- **Task instructions**: Emit the entire listing verbatim.

-- START OF Dataset content --

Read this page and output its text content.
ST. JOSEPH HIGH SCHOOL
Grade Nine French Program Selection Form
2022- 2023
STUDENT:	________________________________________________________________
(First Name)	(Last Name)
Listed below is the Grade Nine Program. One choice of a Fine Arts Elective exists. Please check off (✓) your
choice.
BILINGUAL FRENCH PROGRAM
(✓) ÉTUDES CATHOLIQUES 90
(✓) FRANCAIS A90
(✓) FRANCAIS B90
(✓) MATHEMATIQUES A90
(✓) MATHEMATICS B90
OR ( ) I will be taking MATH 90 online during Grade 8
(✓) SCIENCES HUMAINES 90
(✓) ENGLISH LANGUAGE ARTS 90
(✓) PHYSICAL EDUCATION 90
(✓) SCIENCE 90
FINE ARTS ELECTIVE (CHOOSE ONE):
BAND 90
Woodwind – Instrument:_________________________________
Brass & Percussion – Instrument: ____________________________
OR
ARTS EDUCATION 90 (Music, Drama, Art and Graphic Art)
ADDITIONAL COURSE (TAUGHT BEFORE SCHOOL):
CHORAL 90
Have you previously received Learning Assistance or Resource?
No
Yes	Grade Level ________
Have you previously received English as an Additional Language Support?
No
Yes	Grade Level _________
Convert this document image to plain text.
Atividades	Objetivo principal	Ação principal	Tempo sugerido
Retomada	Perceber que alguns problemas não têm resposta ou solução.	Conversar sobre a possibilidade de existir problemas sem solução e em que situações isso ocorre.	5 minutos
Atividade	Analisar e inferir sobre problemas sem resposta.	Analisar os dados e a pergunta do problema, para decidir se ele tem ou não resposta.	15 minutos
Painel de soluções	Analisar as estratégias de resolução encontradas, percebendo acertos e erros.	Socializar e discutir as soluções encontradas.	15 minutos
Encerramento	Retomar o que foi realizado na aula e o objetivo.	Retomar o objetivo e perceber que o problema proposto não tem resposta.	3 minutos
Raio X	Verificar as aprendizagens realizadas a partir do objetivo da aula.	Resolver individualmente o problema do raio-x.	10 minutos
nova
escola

-- END OF Dataset content --

- **Answer for the task**:
Read this page and output its text content.
ST. JOSEPH HIGH SCHOOL
Grade Nine French Program Selection Form
2022- 2023
STUDENT:	________________________________________________________________
(First Name)	(Last Name)
Listed below is the Grade Nine Program. One choice of a Fine Arts Elective exists. Please check off (✓) your
choice.
BILINGUAL FRENCH PROGRAM
(✓) ÉTUDES CATHOLIQUES 90
(✓) FRANCAIS A90
(✓) FRANCAIS B90
(✓) MATHEMATIQUES A90
(✓) MATHEMATICS B90
OR ( ) I will be taking MATH 90 online during Grade 8
(✓) SCIENCES HUMAINES 90
(✓) ENGLISH LANGUAGE ARTS 90
(✓) PHYSICAL EDUCATION 90
(✓) SCIENCE 90
FINE ARTS ELECTIVE (CHOOSE ONE):
BAND 90
Woodwind – Instrument:_________________________________
Brass & Percussion – Instrument: ____________________________
OR
ARTS EDUCATION 90 (Music, Drama, Art and Graphic Art)
ADDITIONAL COURSE (TAUGHT BEFORE SCHOOL):
CHORAL 90
Have you previously received Learning Assistance or Resource?
No
Yes	Grade Level ________
Have you previously received English as an Additional Language Support?
No
Yes	Grade Level _________
Convert this document image to plain text.
Atividades	Objetivo principal	Ação principal	Tempo sugerido
Retomada	Perceber que alguns problemas não têm resposta ou solução.	Conversar sobre a possibilidade de existir problemas sem solução e em que situações isso ocorre.	5 minutos
Atividade	Analisar e inferir sobre problemas sem resposta.	Analisar os dados e a pergunta do problema, para decidir se ele tem ou não resposta.	15 minutos
Painel de soluções	Analisar as estratégias de resolução encontradas, percebendo acertos e erros.	Socializar e discutir as soluções encontradas.	15 minutos
Encerramento	Retomar o que foi realizado na aula e o objetivo.	Retomar o objetivo e perceber que o problema proposto não tem resposta.	3 minutos
Raio X	Verificar as aprendizagens realizadas a partir do objetivo da aula.	Resolver individualmente o problema do raio-x.	10 minutos
nova
escola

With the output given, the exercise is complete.